= Rows =
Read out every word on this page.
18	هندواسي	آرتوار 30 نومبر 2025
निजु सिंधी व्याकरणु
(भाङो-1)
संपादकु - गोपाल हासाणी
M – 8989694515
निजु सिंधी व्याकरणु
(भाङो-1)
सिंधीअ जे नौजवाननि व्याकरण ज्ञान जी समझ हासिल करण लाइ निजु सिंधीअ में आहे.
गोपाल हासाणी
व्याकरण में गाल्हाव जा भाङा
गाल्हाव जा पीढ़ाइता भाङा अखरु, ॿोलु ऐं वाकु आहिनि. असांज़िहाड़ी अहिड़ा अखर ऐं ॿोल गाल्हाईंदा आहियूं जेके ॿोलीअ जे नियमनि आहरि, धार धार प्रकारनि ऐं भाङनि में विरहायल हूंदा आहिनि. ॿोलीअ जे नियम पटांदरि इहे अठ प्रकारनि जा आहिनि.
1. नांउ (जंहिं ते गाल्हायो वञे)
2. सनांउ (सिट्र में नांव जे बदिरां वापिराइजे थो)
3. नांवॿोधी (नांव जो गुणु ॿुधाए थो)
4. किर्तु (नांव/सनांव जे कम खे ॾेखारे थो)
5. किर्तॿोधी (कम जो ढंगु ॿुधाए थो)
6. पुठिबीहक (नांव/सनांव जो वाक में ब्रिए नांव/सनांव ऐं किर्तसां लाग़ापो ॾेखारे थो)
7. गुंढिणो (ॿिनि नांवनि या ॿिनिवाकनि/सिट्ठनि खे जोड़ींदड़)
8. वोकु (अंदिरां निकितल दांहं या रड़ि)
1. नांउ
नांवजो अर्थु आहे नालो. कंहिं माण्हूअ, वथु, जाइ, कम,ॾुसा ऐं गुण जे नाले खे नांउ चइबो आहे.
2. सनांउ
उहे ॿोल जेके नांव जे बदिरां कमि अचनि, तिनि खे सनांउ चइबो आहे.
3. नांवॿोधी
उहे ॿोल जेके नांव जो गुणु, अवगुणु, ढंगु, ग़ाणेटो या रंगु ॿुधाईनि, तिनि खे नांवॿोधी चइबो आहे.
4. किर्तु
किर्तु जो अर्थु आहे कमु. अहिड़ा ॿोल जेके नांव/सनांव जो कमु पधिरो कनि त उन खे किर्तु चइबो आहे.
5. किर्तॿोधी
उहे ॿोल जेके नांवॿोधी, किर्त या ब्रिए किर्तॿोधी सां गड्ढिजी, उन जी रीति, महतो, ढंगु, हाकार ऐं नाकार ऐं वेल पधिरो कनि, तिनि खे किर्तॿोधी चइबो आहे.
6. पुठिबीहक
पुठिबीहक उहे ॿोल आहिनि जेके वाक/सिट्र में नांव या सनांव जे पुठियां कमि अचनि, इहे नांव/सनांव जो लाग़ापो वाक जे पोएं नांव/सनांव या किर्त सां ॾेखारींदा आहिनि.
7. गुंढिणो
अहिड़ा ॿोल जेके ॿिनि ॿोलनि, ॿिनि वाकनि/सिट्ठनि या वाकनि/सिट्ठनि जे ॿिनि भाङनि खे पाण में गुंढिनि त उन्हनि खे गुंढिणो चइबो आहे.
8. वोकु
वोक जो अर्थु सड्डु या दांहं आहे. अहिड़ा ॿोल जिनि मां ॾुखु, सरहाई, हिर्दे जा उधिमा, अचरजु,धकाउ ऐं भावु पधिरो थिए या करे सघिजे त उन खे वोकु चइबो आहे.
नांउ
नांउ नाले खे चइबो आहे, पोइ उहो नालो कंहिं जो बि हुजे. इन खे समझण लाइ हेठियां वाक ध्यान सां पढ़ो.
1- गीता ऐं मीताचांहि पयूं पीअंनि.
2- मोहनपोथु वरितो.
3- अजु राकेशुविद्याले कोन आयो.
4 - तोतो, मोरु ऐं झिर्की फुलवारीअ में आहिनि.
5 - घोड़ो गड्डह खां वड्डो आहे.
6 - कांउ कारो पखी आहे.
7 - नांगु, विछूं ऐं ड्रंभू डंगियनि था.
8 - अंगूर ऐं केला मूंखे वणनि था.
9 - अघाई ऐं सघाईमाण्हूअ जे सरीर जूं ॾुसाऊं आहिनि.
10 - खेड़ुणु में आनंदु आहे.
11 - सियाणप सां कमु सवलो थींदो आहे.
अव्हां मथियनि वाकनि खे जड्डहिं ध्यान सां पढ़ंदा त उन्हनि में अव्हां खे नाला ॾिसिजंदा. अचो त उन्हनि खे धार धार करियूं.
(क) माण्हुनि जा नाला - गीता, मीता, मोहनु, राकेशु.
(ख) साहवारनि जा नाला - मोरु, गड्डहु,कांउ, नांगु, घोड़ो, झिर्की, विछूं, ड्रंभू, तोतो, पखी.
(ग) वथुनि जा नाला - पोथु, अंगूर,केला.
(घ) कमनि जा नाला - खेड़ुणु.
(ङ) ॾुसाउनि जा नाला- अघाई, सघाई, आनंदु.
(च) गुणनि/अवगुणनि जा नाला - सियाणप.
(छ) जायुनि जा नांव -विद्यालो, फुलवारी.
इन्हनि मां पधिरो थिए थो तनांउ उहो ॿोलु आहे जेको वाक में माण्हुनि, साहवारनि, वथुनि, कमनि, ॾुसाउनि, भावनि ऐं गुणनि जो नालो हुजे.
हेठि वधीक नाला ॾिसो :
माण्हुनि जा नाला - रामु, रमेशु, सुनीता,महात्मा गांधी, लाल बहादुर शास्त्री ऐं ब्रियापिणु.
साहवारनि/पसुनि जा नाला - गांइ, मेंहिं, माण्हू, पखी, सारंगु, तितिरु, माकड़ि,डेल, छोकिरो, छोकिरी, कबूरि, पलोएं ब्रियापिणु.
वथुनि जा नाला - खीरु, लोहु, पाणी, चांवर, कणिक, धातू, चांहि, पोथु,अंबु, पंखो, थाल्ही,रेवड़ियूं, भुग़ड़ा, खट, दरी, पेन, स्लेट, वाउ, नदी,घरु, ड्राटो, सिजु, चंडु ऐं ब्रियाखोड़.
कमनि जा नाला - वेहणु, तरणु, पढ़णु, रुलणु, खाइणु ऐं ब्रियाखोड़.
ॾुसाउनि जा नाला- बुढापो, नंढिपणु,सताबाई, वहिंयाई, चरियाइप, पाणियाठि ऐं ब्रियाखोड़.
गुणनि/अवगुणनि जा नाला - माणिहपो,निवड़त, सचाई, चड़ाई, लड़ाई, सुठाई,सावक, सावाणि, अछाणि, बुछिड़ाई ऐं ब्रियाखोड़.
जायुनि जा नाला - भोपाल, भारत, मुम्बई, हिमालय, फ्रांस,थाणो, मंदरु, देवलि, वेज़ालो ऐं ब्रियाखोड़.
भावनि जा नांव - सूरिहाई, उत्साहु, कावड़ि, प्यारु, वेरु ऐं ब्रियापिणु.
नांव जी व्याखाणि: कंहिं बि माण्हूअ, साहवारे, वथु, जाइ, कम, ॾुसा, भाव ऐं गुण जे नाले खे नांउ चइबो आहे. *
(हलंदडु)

= Request =
Repeat every record exactly as written, please.

= Response to this task =
Read out every word on this page.
18	هندواسي	آرتوار 30 نومبر 2025
निजु सिंधी व्याकरणु
(भाङो-1)
संपादकु - गोपाल हासाणी
M – 8989694515
निजु सिंधी व्याकरणु
(भाङो-1)
सिंधीअ जे नौजवाननि व्याकरण ज्ञान जी समझ हासिल करण लाइ निजु सिंधीअ में आहे.
गोपाल हासाणी
व्याकरण में गाल्हाव जा भाङा
गाल्हाव जा पीढ़ाइता भाङा अखरु, ॿोलु ऐं वाकु आहिनि. असांज़िहाड़ी अहिड़ा अखर ऐं ॿोल गाल्हाईंदा आहियूं जेके ॿोलीअ जे नियमनि आहरि, धार धार प्रकारनि ऐं भाङनि में विरहायल हूंदा आहिनि. ॿोलीअ जे नियम पटांदरि इहे अठ प्रकारनि जा आहिनि.
1. नांउ (जंहिं ते गाल्हायो वञे)
2. सनांउ (सिट्र में नांव जे बदिरां वापिराइजे थो)
3. नांवॿोधी (नांव जो गुणु ॿुधाए थो)
4. किर्तु (नांव/सनांव जे कम खे ॾेखारे थो)
5. किर्तॿोधी (कम जो ढंगु ॿुधाए थो)
6. पुठिबीहक (नांव/सनांव जो वाक में ब्रिए नांव/सनांव ऐं किर्तसां लाग़ापो ॾेखारे थो)
7. गुंढिणो (ॿिनि नांवनि या ॿिनिवाकनि/सिट्ठनि खे जोड़ींदड़)
8. वोकु (अंदिरां निकितल दांहं या रड़ि)
1. नांउ
नांवजो अर्थु आहे नालो. कंहिं माण्हूअ, वथु, जाइ, कम,ॾुसा ऐं गुण जे नाले खे नांउ चइबो आहे.
2. सनांउ
उहे ॿोल जेके नांव जे बदिरां कमि अचनि, तिनि खे सनांउ चइबो आहे.
3. नांवॿोधी
उहे ॿोल जेके नांव जो गुणु, अवगुणु, ढंगु, ग़ाणेटो या रंगु ॿुधाईनि, तिनि खे नांवॿोधी चइबो आहे.
4. किर्तु
किर्तु जो अर्थु आहे कमु. अहिड़ा ॿोल जेके नांव/सनांव जो कमु पधिरो कनि त उन खे किर्तु चइबो आहे.
5. किर्तॿोधी
उहे ॿोल जेके नांवॿोधी, किर्त या ब्रिए किर्तॿोधी सां गड्ढिजी, उन जी रीति, महतो, ढंगु, हाकार ऐं नाकार ऐं वेल पधिरो कनि, तिनि खे किर्तॿोधी चइबो आहे.
6. पुठिबीहक
पुठिबीहक उहे ॿोल आहिनि जेके वाक/सिट्र में नांव या सनांव जे पुठियां कमि अचनि, इहे नांव/सनांव जो लाग़ापो वाक जे पोएं नांव/सनांव या किर्त सां ॾेखारींदा आहिनि.
7. गुंढिणो
अहिड़ा ॿोल जेके ॿिनि ॿोलनि, ॿिनि वाकनि/सिट्ठनि या वाकनि/सिट्ठनि जे ॿिनि भाङनि खे पाण में गुंढिनि त उन्हनि खे गुंढिणो चइबो आहे.
8. वोकु
वोक जो अर्थु सड्डु या दांहं आहे. अहिड़ा ॿोल जिनि मां ॾुखु, सरहाई, हिर्दे जा उधिमा, अचरजु,धकाउ ऐं भावु पधिरो थिए या करे सघिजे त उन खे वोकु चइबो आहे.
नांउ
नांउ नाले खे चइबो आहे, पोइ उहो नालो कंहिं जो बि हुजे. इन खे समझण लाइ हेठियां वाक ध्यान सां पढ़ो.
1- गीता ऐं मीताचांहि पयूं पीअंनि.
2- मोहनपोथु वरितो.
3- अजु राकेशुविद्याले कोन आयो.
4 - तोतो, मोरु ऐं झिर्की फुलवारीअ में आहिनि.
5 - घोड़ो गड्डह खां वड्डो आहे.
6 - कांउ कारो पखी आहे.
7 - नांगु, विछूं ऐं ड्रंभू डंगियनि था.
8 - अंगूर ऐं केला मूंखे वणनि था.
9 - अघाई ऐं सघाईमाण्हूअ जे सरीर जूं ॾुसाऊं आहिनि.
10 - खेड़ुणु में आनंदु आहे.
11 - सियाणप सां कमु सवलो थींदो आहे.
अव्हां मथियनि वाकनि खे जड्डहिं ध्यान सां पढ़ंदा त उन्हनि में अव्हां खे नाला ॾिसिजंदा. अचो त उन्हनि खे धार धार करियूं.
(क) माण्हुनि जा नाला - गीता, मीता, मोहनु, राकेशु.
(ख) साहवारनि जा नाला - मोरु, गड्डहु,कांउ, नांगु, घोड़ो, झिर्की, विछूं, ड्रंभू, तोतो, पखी.
(ग) वथुनि जा नाला - पोथु, अंगूर,केला.
(घ) कमनि जा नाला - खेड़ुणु.
(ङ) ॾुसाउनि जा नाला- अघाई, सघाई, आनंदु.
(च) गुणनि/अवगुणनि जा नाला - सियाणप.
(छ) जायुनि जा नांव -विद्यालो, फुलवारी.
इन्हनि मां पधिरो थिए थो तनांउ उहो ॿोलु आहे जेको वाक में माण्हुनि, साहवारनि, वथुनि, कमनि, ॾुसाउनि, भावनि ऐं गुणनि जो नालो हुजे.
हेठि वधीक नाला ॾिसो :
माण्हुनि जा नाला - रामु, रमेशु, सुनीता,महात्मा गांधी, लाल बहादुर शास्त्री ऐं ब्रियापिणु.
साहवारनि/पसुनि जा नाला - गांइ, मेंहिं, माण्हू, पखी, सारंगु, तितिरु, माकड़ि,डेल, छोकिरो, छोकिरी, कबूरि, पलोएं ब्रियापिणु.
वथुनि जा नाला - खीरु, लोहु, पाणी, चांवर, कणिक, धातू, चांहि, पोथु,अंबु, पंखो, थाल्ही,रेवड़ियूं, भुग़ड़ा, खट, दरी, पेन, स्लेट, वाउ, नदी,घरु, ड्राटो, सिजु, चंडु ऐं ब्रियाखोड़.
कमनि जा नाला - वेहणु, तरणु, पढ़णु, रुलणु, खाइणु ऐं ब्रियाखोड़.
ॾुसाउनि जा नाला- बुढापो, नंढिपणु,सताबाई, वहिंयाई, चरियाइप, पाणियाठि ऐं ब्रियाखोड़.
गुणनि/अवगुणनि जा नाला - माणिहपो,निवड़त, सचाई, चड़ाई, लड़ाई, सुठाई,सावक, सावाणि, अछाणि, बुछिड़ाई ऐं ब्रियाखोड़.
जायुनि जा नाला - भोपाल, भारत, मुम्बई, हिमालय, फ्रांस,थाणो, मंदरु, देवलि, वेज़ालो ऐं ब्रियाखोड़.
भावनि जा नांव - सूरिहाई, उत्साहु, कावड़ि, प्यारु, वेरु ऐं ब्रियापिणु.
नांव जी व्याखाणि: कंहिं बि माण्हूअ, साहवारे, वथु, जाइ, कम, ॾुसा, भाव ऐं गुण जे नाले खे नांउ चइबो आहे. *
(हलंदडु)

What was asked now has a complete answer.